WHAT IS ASKED: Pictures in the data below are not part of the copy; transcribe everything else exactly.

MATERIAL FOR THIS TASK:

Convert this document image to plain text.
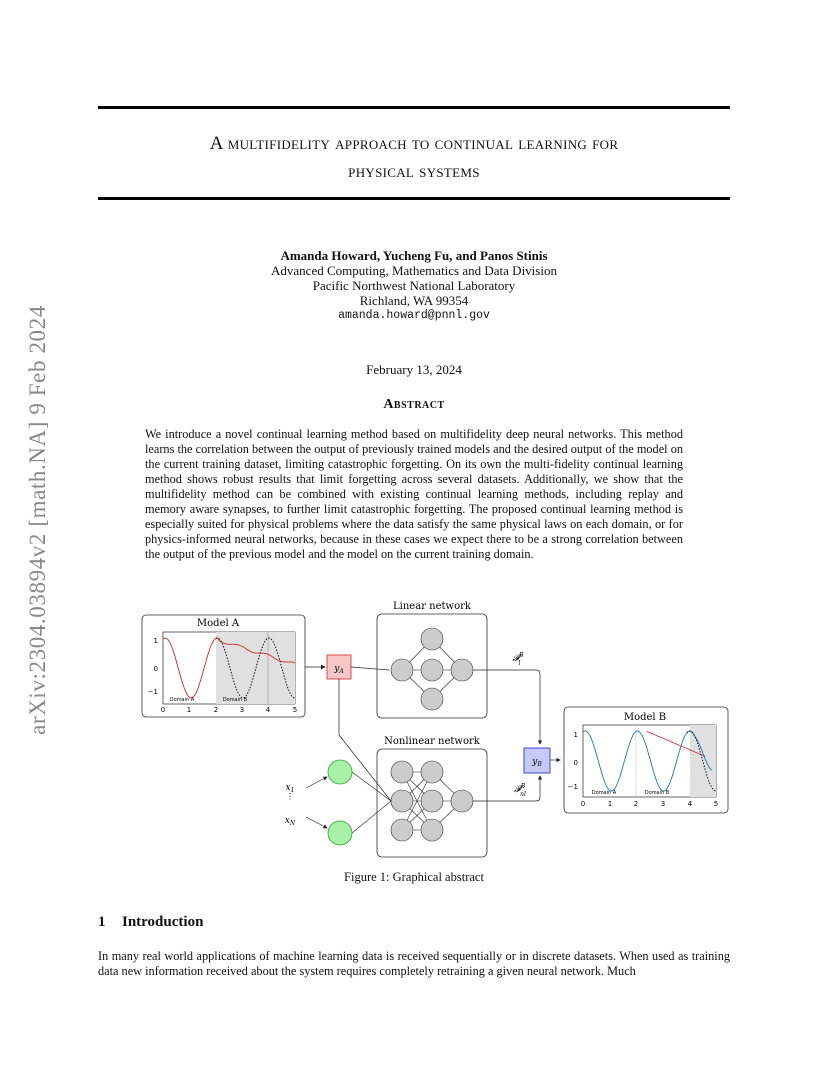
arXiv:2304.03894v2 [math.NA] 9 Feb 2024
A multifidelity approach to continual learning for
physical systems
Amanda Howard, Yucheng Fu, and Panos Stinis
Advanced Computing, Mathematics and Data Division
Pacific Northwest National Laboratory
Richland, WA 99354
amanda.howard@pnnl.gov
February 13, 2024
Abstract
We introduce a novel continual learning method based on multifidelity deep neural networks. This method learns the correlation between the output of previously trained models and the desired output of the model on the current training dataset, limiting catastrophic forgetting. On its own the multi-fidelity continual learning method shows robust results that limit forgetting across several datasets. Additionally, we show that the multifidelity method can be combined with existing continual learning methods, including replay and memory aware synapses, to further limit catastrophic forgetting. The proposed continual learning method is especially suited for physical problems where the data satisfy the same physical laws on each domain, or for physics-informed neural networks, because in these cases we expect there to be a strong correlation between the output of the previous model and the model on the current training domain.
Model A
1
0
−1
0	1	2	3	4	5
Domain A	Domain B
$y_A$
Linear network
Nonlinear network
$x_1$
⋮
$x_N$
𝓕$^B$ l
𝓕$^B$ nl
$y_B$
Model B
1
0
−1
0	1	2	3	4	5
Domain A	Domain B
Figure 1: Graphical abstract
1 Introduction
In many real world applications of machine learning data is received sequentially or in discrete datasets. When used as training data new information received about the system requires completely retraining a given neural network. Much
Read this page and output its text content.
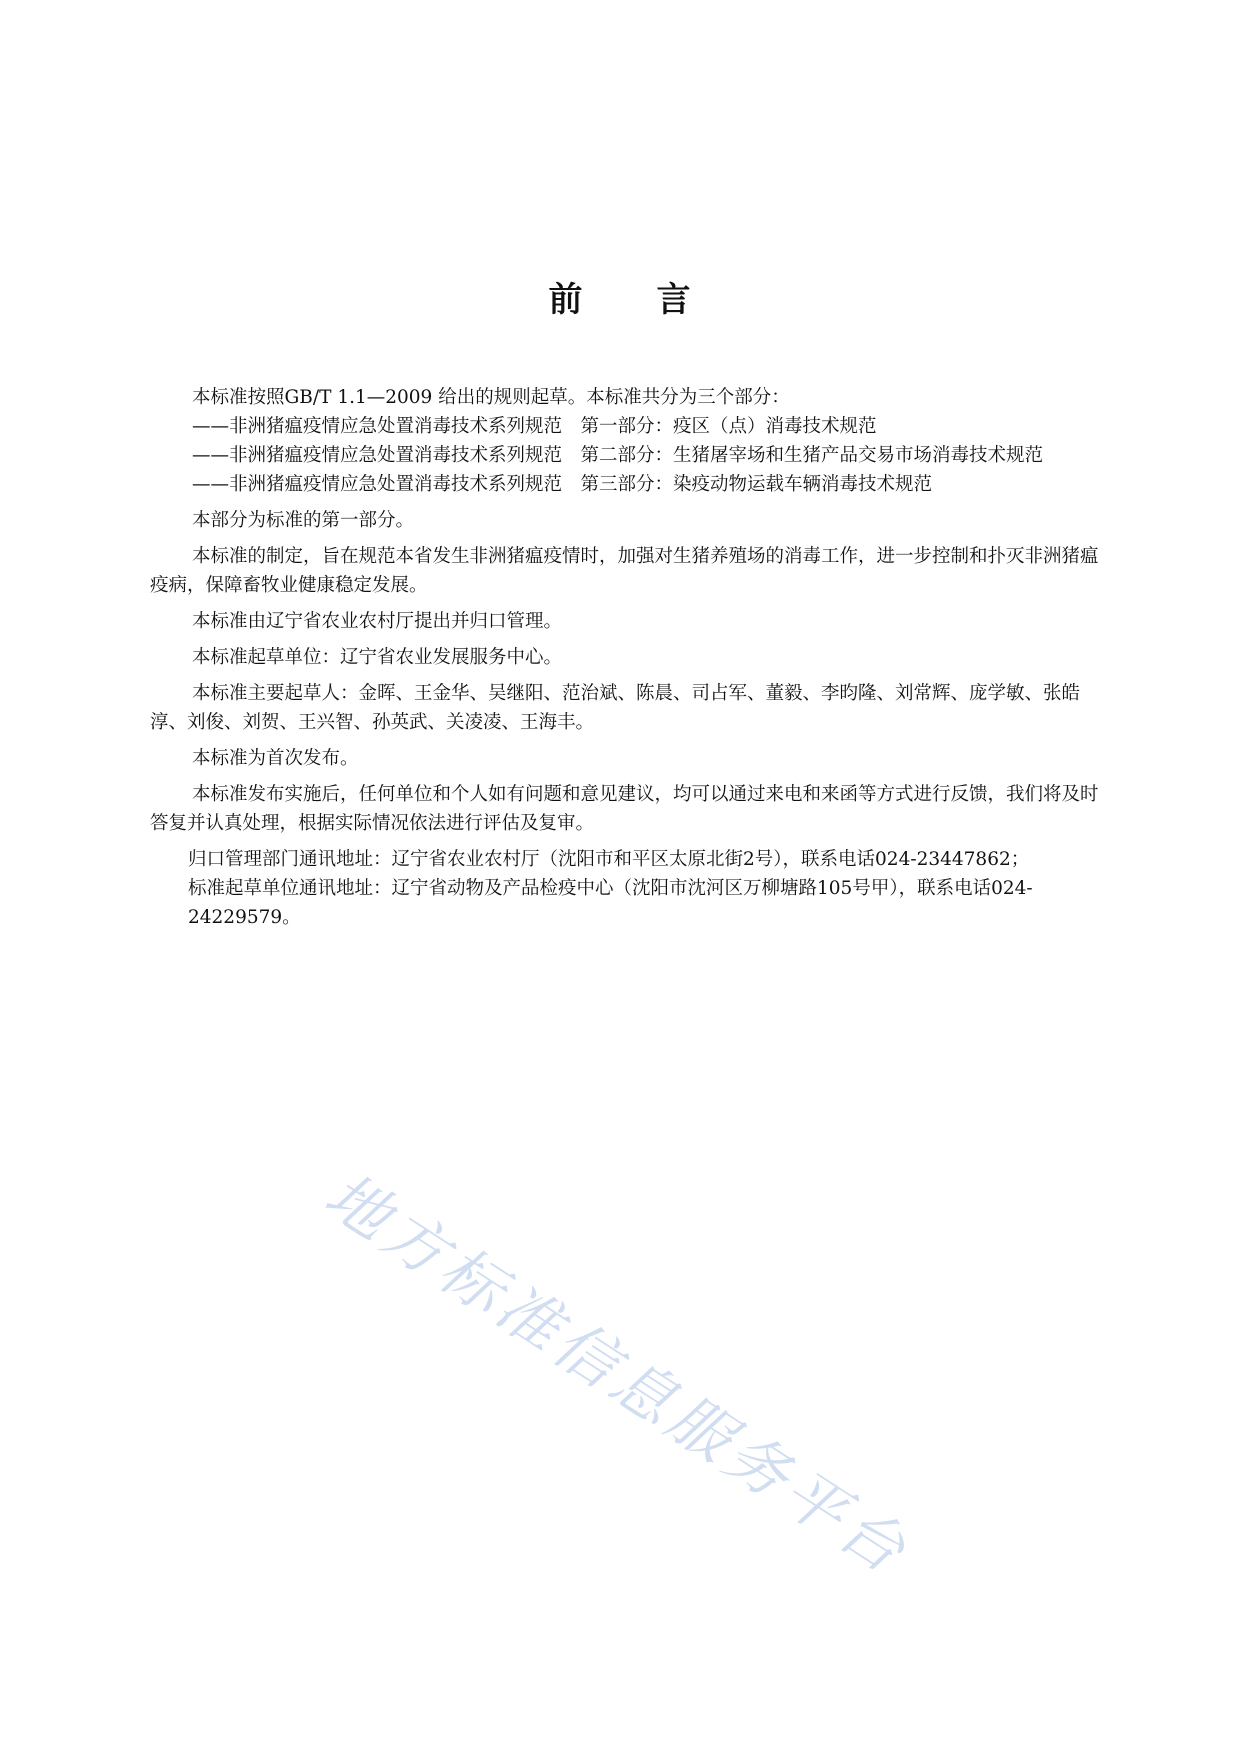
前 言

本标准按照GB/T 1.1—2009 给出的规则起草。本标准共分为三个部分：

——非洲猪瘟疫情应急处置消毒技术系列规范　第一部分：疫区（点）消毒技术规范

——非洲猪瘟疫情应急处置消毒技术系列规范　第二部分：生猪屠宰场和生猪产品交易市场消毒技术规范

——非洲猪瘟疫情应急处置消毒技术系列规范　第三部分：染疫动物运载车辆消毒技术规范

本部分为标准的第一部分。

本标准的制定，旨在规范本省发生非洲猪瘟疫情时，加强对生猪养殖场的消毒工作，进一步控制和扑灭非洲猪瘟疫病，保障畜牧业健康稳定发展。

本标准由辽宁省农业农村厅提出并归口管理。

本标准起草单位：辽宁省农业发展服务中心。

本标准主要起草人：金晖、王金华、吴继阳、范治斌、陈晨、司占军、董毅、李昀隆、刘常辉、庞学敏、张皓淳、刘俊、刘贺、王兴智、孙英武、关凌凌、王海丰。

本标准为首次发布。

本标准发布实施后，任何单位和个人如有问题和意见建议，均可以通过来电和来函等方式进行反馈，我们将及时答复并认真处理，根据实际情况依法进行评估及复审。

归口管理部门通讯地址：辽宁省农业农村厅（沈阳市和平区太原北街2号），联系电话024-23447862；

标准起草单位通讯地址：辽宁省动物及产品检疫中心（沈阳市沈河区万柳塘路105号甲），联系电话024-24229579。

地方标准信息服务平台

THE ANSWER:
Convert this document image to plain text.
arXiv:2304.03894v2 [math.NA] 9 Feb 2024
A multifidelity approach to continual learning for
physical systems
Amanda Howard, Yucheng Fu, and Panos Stinis
Advanced Computing, Mathematics and Data Division
Pacific Northwest National Laboratory
Richland, WA 99354
amanda.howard@pnnl.gov
February 13, 2024
Abstract
We introduce a novel continual learning method based on multifidelity deep neural networks. This method learns the correlation between the output of previously trained models and the desired output of the model on the current training dataset, limiting catastrophic forgetting. On its own the multi-fidelity continual learning method shows robust results that limit forgetting across several datasets. Additionally, we show that the multifidelity method can be combined with existing continual learning methods, including replay and memory aware synapses, to further limit catastrophic forgetting. The proposed continual learning method is especially suited for physical problems where the data satisfy the same physical laws on each domain, or for physics-informed neural networks, because in these cases we expect there to be a strong correlation between the output of the previous model and the model on the current training domain.
Model A
1
0
−1
0	1	2	3	4	5
Domain A	Domain B
$y_A$
Linear network
Nonlinear network
$x_1$
⋮
$x_N$
𝓕$^B$ l
𝓕$^B$ nl
$y_B$
Model B
1
0
−1
0	1	2	3	4	5
Domain A	Domain B
Figure 1: Graphical abstract
1 Introduction
In many real world applications of machine learning data is received sequentially or in discrete datasets. When used as training data new information received about the system requires completely retraining a given neural network. Much
Read this page and output its text content.
前 言

本标准按照GB/T 1.1—2009 给出的规则起草。本标准共分为三个部分：

——非洲猪瘟疫情应急处置消毒技术系列规范　第一部分：疫区（点）消毒技术规范

——非洲猪瘟疫情应急处置消毒技术系列规范　第二部分：生猪屠宰场和生猪产品交易市场消毒技术规范

——非洲猪瘟疫情应急处置消毒技术系列规范　第三部分：染疫动物运载车辆消毒技术规范

本部分为标准的第一部分。

本标准的制定，旨在规范本省发生非洲猪瘟疫情时，加强对生猪养殖场的消毒工作，进一步控制和扑灭非洲猪瘟疫病，保障畜牧业健康稳定发展。

本标准由辽宁省农业农村厅提出并归口管理。

本标准起草单位：辽宁省农业发展服务中心。

本标准主要起草人：金晖、王金华、吴继阳、范治斌、陈晨、司占军、董毅、李昀隆、刘常辉、庞学敏、张皓淳、刘俊、刘贺、王兴智、孙英武、关凌凌、王海丰。

本标准为首次发布。

本标准发布实施后，任何单位和个人如有问题和意见建议，均可以通过来电和来函等方式进行反馈，我们将及时答复并认真处理，根据实际情况依法进行评估及复审。

归口管理部门通讯地址：辽宁省农业农村厅（沈阳市和平区太原北街2号），联系电话024-23447862；

标准起草单位通讯地址：辽宁省动物及产品检疫中心（沈阳市沈河区万柳塘路105号甲），联系电话024-24229579。

地方标准信息服务平台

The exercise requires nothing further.